[Excerpts from a figure dataset]

++++++++++

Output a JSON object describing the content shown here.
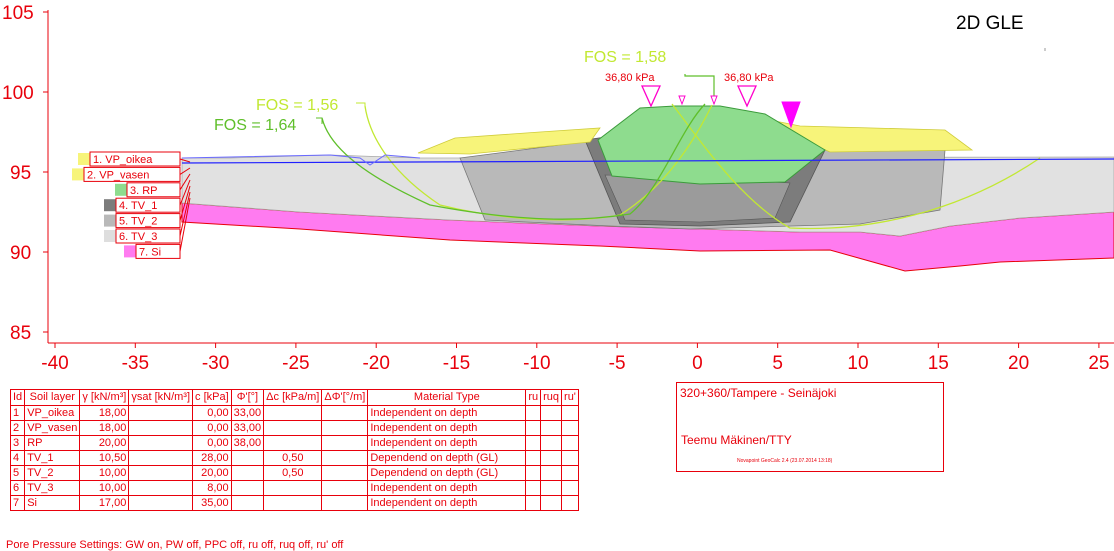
{
  "title": "2D GLE",
  "axes": {
    "y_ticks": [
      "105",
      "100",
      "95",
      "90",
      "85"
    ],
    "x_ticks": [
      "-40",
      "-35",
      "-30",
      "-25",
      "-20",
      "-15",
      "-10",
      "-5",
      "0",
      "5",
      "10",
      "15",
      "20",
      "25"
    ]
  },
  "fos_labels": [
    "FOS = 1,58",
    "FOS = 1,56",
    "FOS = 1,64"
  ],
  "loads": [
    "36,80 kPa",
    "36,80 kPa"
  ],
  "legend": [
    {
      "label": "1. VP_oikea",
      "color": "#f7f47a"
    },
    {
      "label": "2. VP_vasen",
      "color": "#f7f47a"
    },
    {
      "label": "3. RP",
      "color": "#8edc8e"
    },
    {
      "label": "4. TV_1",
      "color": "#7c7c7c"
    },
    {
      "label": "5. TV_2",
      "color": "#b9b9b9"
    },
    {
      "label": "6. TV_3",
      "color": "#dedede"
    },
    {
      "label": "7. Si",
      "color": "#ff7bf0"
    }
  ],
  "table": {
    "headers": [
      "Id",
      "Soil layer",
      "γ [kN/m³]",
      "γsat [kN/m³]",
      "c [kPa]",
      "Φ'[°]",
      "Δc [kPa/m]",
      "ΔΦ'[°/m]",
      "Material Type",
      "ru",
      "ruq",
      "ru'"
    ],
    "rows": [
      [
        "1",
        "VP_oikea",
        "18,00",
        "",
        "0,00",
        "33,00",
        "",
        "",
        "Independent on depth",
        "",
        "",
        ""
      ],
      [
        "2",
        "VP_vasen",
        "18,00",
        "",
        "0,00",
        "33,00",
        "",
        "",
        "Independent on depth",
        "",
        "",
        ""
      ],
      [
        "3",
        "RP",
        "20,00",
        "",
        "0,00",
        "38,00",
        "",
        "",
        "Independent on depth",
        "",
        "",
        ""
      ],
      [
        "4",
        "TV_1",
        "10,50",
        "",
        "28,00",
        "",
        "0,50",
        "",
        "Dependend on depth (GL)",
        "",
        "",
        ""
      ],
      [
        "5",
        "TV_2",
        "10,00",
        "",
        "20,00",
        "",
        "0,50",
        "",
        "Dependend on depth (GL)",
        "",
        "",
        ""
      ],
      [
        "6",
        "TV_3",
        "10,00",
        "",
        "8,00",
        "",
        "",
        "",
        "Independent on depth",
        "",
        "",
        ""
      ],
      [
        "7",
        "Si",
        "17,00",
        "",
        "35,00",
        "",
        "",
        "",
        "Independent on depth",
        "",
        "",
        ""
      ]
    ]
  },
  "info": {
    "project": "320+360/Tampere - Seinäjoki",
    "author": "Teemu Mäkinen/TTY",
    "software": "Novapoint GeoCalc 2.4  (23.07.2014 13:18)"
  },
  "pore_pressure": "Pore Pressure Settings: GW on, PW off, PPC off, ru off, ruq off, ru' off",
  "colors": {
    "axis": "#e8000b",
    "water_table": "#2020ff",
    "slip_green": "#5fbf2a",
    "slip_yellowgreen": "#c2e832",
    "embankment": "#8edc8e",
    "fill": "#f7f47a",
    "silt": "#ff7bf0"
  }
}
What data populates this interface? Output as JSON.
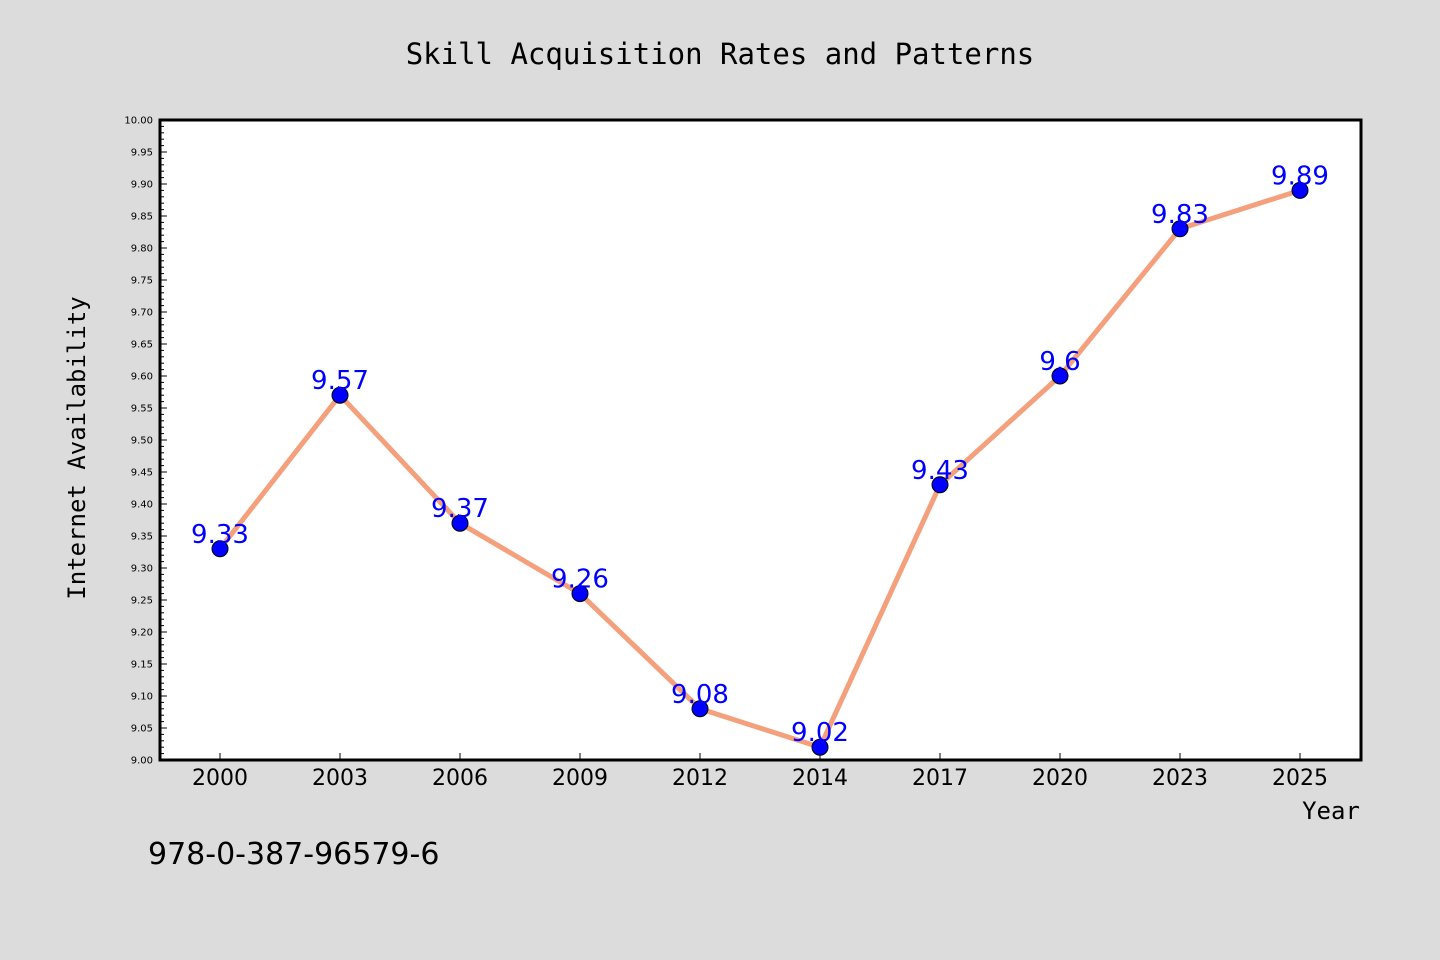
{
  "chart_data": {
    "type": "line",
    "title": "Skill Acquisition Rates and Patterns",
    "xlabel": "Year",
    "ylabel": "Internet Availability",
    "categories": [
      "2000",
      "2003",
      "2006",
      "2009",
      "2012",
      "2014",
      "2017",
      "2020",
      "2023",
      "2025"
    ],
    "series": [
      {
        "values": [
          9.33,
          9.57,
          9.37,
          9.26,
          9.08,
          9.02,
          9.43,
          9.6,
          9.83,
          9.89
        ],
        "labels": [
          "9.33",
          "9.57",
          "9.37",
          "9.26",
          "9.08",
          "9.02",
          "9.43",
          "9.6",
          "9.83",
          "9.89"
        ]
      }
    ],
    "ylim": [
      9.0,
      10.0
    ],
    "yticks": [
      "9.00",
      "9.05",
      "9.10",
      "9.15",
      "9.20",
      "9.25",
      "9.30",
      "9.35",
      "9.40",
      "9.45",
      "9.50",
      "9.55",
      "9.60",
      "9.65",
      "9.70",
      "9.75",
      "9.80",
      "9.85",
      "9.90",
      "9.95",
      "10.00"
    ],
    "grid": false,
    "line_color": "#f4a07c",
    "marker_color": "#0000ff",
    "label_color": "#0000ff",
    "footnote": "978-0-387-96579-6"
  }
}
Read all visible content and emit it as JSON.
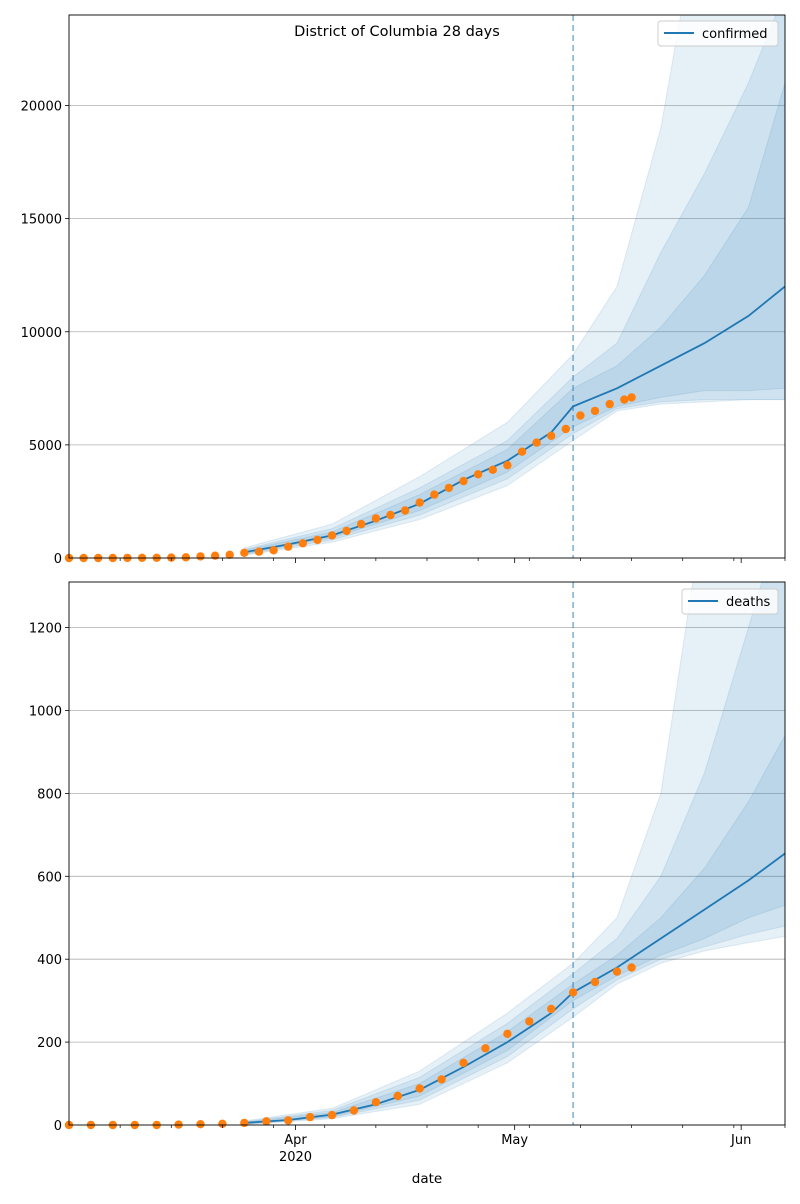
{
  "chart_data": [
    {
      "type": "line",
      "title": "District of Columbia 28 days",
      "xlabel": "",
      "ylabel": "",
      "ylim": [
        0,
        24000
      ],
      "yticks": [
        0,
        5000,
        10000,
        15000,
        20000
      ],
      "grid": "horizontal",
      "legend": {
        "position": "top-right",
        "entries": [
          {
            "label": "confirmed",
            "color": "#1f77b4"
          }
        ]
      },
      "vline_date": "2020-05-09",
      "x_start": "2020-03-01",
      "x_end": "2020-06-07",
      "observed": {
        "name": "observed",
        "color": "#ff7f0e",
        "x": [
          "2020-03-01",
          "2020-03-03",
          "2020-03-05",
          "2020-03-07",
          "2020-03-09",
          "2020-03-11",
          "2020-03-13",
          "2020-03-15",
          "2020-03-17",
          "2020-03-19",
          "2020-03-21",
          "2020-03-23",
          "2020-03-25",
          "2020-03-27",
          "2020-03-29",
          "2020-03-31",
          "2020-04-02",
          "2020-04-04",
          "2020-04-06",
          "2020-04-08",
          "2020-04-10",
          "2020-04-12",
          "2020-04-14",
          "2020-04-16",
          "2020-04-18",
          "2020-04-20",
          "2020-04-22",
          "2020-04-24",
          "2020-04-26",
          "2020-04-28",
          "2020-04-30",
          "2020-05-02",
          "2020-05-04",
          "2020-05-06",
          "2020-05-08",
          "2020-05-10",
          "2020-05-12",
          "2020-05-14",
          "2020-05-16",
          "2020-05-17"
        ],
        "values": [
          0,
          0,
          0,
          0,
          3,
          10,
          10,
          18,
          30,
          70,
          100,
          140,
          230,
          280,
          340,
          500,
          650,
          800,
          1000,
          1200,
          1500,
          1750,
          1900,
          2100,
          2450,
          2800,
          3100,
          3400,
          3700,
          3900,
          4100,
          4700,
          5100,
          5400,
          5700,
          6300,
          6500,
          6800,
          7000,
          7100
        ]
      },
      "series": [
        {
          "name": "confirmed",
          "color": "#1f77b4",
          "x": [
            "2020-03-25",
            "2020-03-31",
            "2020-04-06",
            "2020-04-12",
            "2020-04-18",
            "2020-04-24",
            "2020-04-30",
            "2020-05-06",
            "2020-05-09",
            "2020-05-15",
            "2020-05-21",
            "2020-05-27",
            "2020-06-02",
            "2020-06-07"
          ],
          "values": [
            250,
            600,
            1000,
            1650,
            2400,
            3450,
            4300,
            5550,
            6700,
            7500,
            8500,
            9500,
            10700,
            12000
          ]
        }
      ],
      "bands": [
        {
          "x": [
            "2020-03-25",
            "2020-04-06",
            "2020-04-18",
            "2020-04-30",
            "2020-05-09",
            "2020-05-15",
            "2020-05-21",
            "2020-05-27",
            "2020-06-02",
            "2020-06-07"
          ],
          "low": [
            180,
            900,
            2100,
            3800,
            5800,
            6700,
            7100,
            7400,
            7400,
            7500
          ],
          "high": [
            340,
            1150,
            2800,
            4800,
            7500,
            8500,
            10200,
            12500,
            15500,
            21000
          ]
        },
        {
          "x": [
            "2020-03-25",
            "2020-04-06",
            "2020-04-18",
            "2020-04-30",
            "2020-05-09",
            "2020-05-15",
            "2020-05-21",
            "2020-05-27",
            "2020-06-02",
            "2020-06-07"
          ],
          "low": [
            150,
            800,
            1900,
            3500,
            5500,
            6600,
            6900,
            7000,
            7000,
            7000
          ],
          "high": [
            380,
            1300,
            3100,
            5200,
            8000,
            9500,
            13500,
            17000,
            21000,
            25000
          ]
        },
        {
          "x": [
            "2020-03-25",
            "2020-04-06",
            "2020-04-18",
            "2020-04-30",
            "2020-05-09",
            "2020-05-15",
            "2020-05-21",
            "2020-05-27",
            "2020-06-02",
            "2020-06-07"
          ],
          "low": [
            120,
            700,
            1700,
            3200,
            5200,
            6500,
            6800,
            6900,
            7000,
            7000
          ],
          "high": [
            450,
            1500,
            3600,
            6000,
            9000,
            12000,
            19000,
            30000,
            30000,
            30000
          ]
        }
      ]
    },
    {
      "type": "line",
      "title": "",
      "xlabel": "date",
      "ylabel": "",
      "ylim": [
        0,
        1310
      ],
      "yticks": [
        0,
        200,
        400,
        600,
        800,
        1000,
        1200
      ],
      "grid": "horizontal",
      "legend": {
        "position": "top-right",
        "entries": [
          {
            "label": "deaths",
            "color": "#1f77b4"
          }
        ]
      },
      "vline_date": "2020-05-09",
      "x_start": "2020-03-01",
      "x_end": "2020-06-07",
      "xticks": [
        {
          "date": "2020-04-01",
          "label": "Apr",
          "sublabel": "2020"
        },
        {
          "date": "2020-05-01",
          "label": "May",
          "sublabel": ""
        },
        {
          "date": "2020-06-01",
          "label": "Jun",
          "sublabel": ""
        }
      ],
      "minor_xticks": [
        "2020-03-08",
        "2020-03-15",
        "2020-03-22",
        "2020-03-29",
        "2020-04-05",
        "2020-04-12",
        "2020-04-19",
        "2020-04-26",
        "2020-05-03",
        "2020-05-10",
        "2020-05-17",
        "2020-05-24",
        "2020-05-31",
        "2020-06-07"
      ],
      "observed": {
        "name": "observed",
        "color": "#ff7f0e",
        "x": [
          "2020-03-01",
          "2020-03-04",
          "2020-03-07",
          "2020-03-10",
          "2020-03-13",
          "2020-03-16",
          "2020-03-19",
          "2020-03-22",
          "2020-03-25",
          "2020-03-28",
          "2020-03-31",
          "2020-04-03",
          "2020-04-06",
          "2020-04-09",
          "2020-04-12",
          "2020-04-15",
          "2020-04-18",
          "2020-04-21",
          "2020-04-24",
          "2020-04-27",
          "2020-04-30",
          "2020-05-03",
          "2020-05-06",
          "2020-05-09",
          "2020-05-12",
          "2020-05-15",
          "2020-05-17"
        ],
        "values": [
          0,
          0,
          0,
          0,
          0,
          1,
          2,
          3,
          5,
          9,
          11,
          19,
          24,
          35,
          55,
          70,
          88,
          110,
          150,
          185,
          220,
          250,
          280,
          320,
          345,
          370,
          380
        ]
      },
      "series": [
        {
          "name": "deaths",
          "color": "#1f77b4",
          "x": [
            "2020-03-25",
            "2020-03-31",
            "2020-04-06",
            "2020-04-12",
            "2020-04-18",
            "2020-04-24",
            "2020-04-30",
            "2020-05-06",
            "2020-05-09",
            "2020-05-15",
            "2020-05-21",
            "2020-05-27",
            "2020-06-02",
            "2020-06-07"
          ],
          "values": [
            5,
            12,
            25,
            50,
            85,
            140,
            200,
            270,
            320,
            380,
            450,
            520,
            590,
            655
          ]
        }
      ],
      "bands": [
        {
          "x": [
            "2020-03-25",
            "2020-04-06",
            "2020-04-18",
            "2020-04-30",
            "2020-05-09",
            "2020-05-15",
            "2020-05-21",
            "2020-05-27",
            "2020-06-02",
            "2020-06-07"
          ],
          "low": [
            3,
            20,
            70,
            180,
            300,
            360,
            410,
            450,
            500,
            530
          ],
          "high": [
            7,
            30,
            100,
            225,
            340,
            410,
            500,
            620,
            780,
            940
          ]
        },
        {
          "x": [
            "2020-03-25",
            "2020-04-06",
            "2020-04-18",
            "2020-04-30",
            "2020-05-09",
            "2020-05-15",
            "2020-05-21",
            "2020-05-27",
            "2020-06-02",
            "2020-06-07"
          ],
          "low": [
            2,
            18,
            60,
            165,
            280,
            350,
            400,
            430,
            460,
            480
          ],
          "high": [
            8,
            35,
            115,
            245,
            365,
            450,
            600,
            850,
            1200,
            1500
          ]
        },
        {
          "x": [
            "2020-03-25",
            "2020-04-06",
            "2020-04-18",
            "2020-04-30",
            "2020-05-09",
            "2020-05-15",
            "2020-05-21",
            "2020-05-27",
            "2020-06-02",
            "2020-06-07"
          ],
          "low": [
            1,
            15,
            50,
            150,
            260,
            340,
            390,
            420,
            440,
            455
          ],
          "high": [
            10,
            40,
            130,
            270,
            390,
            500,
            800,
            1500,
            1600,
            1600
          ]
        }
      ]
    }
  ]
}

++++++++++

- YOUR TASK: Check each line above for the word "content", and copy the lines where it appears.

- EXERCISE RESPONSE:
Output a JSON object describing the content shown here.
Read all visible content and emit it as JSON.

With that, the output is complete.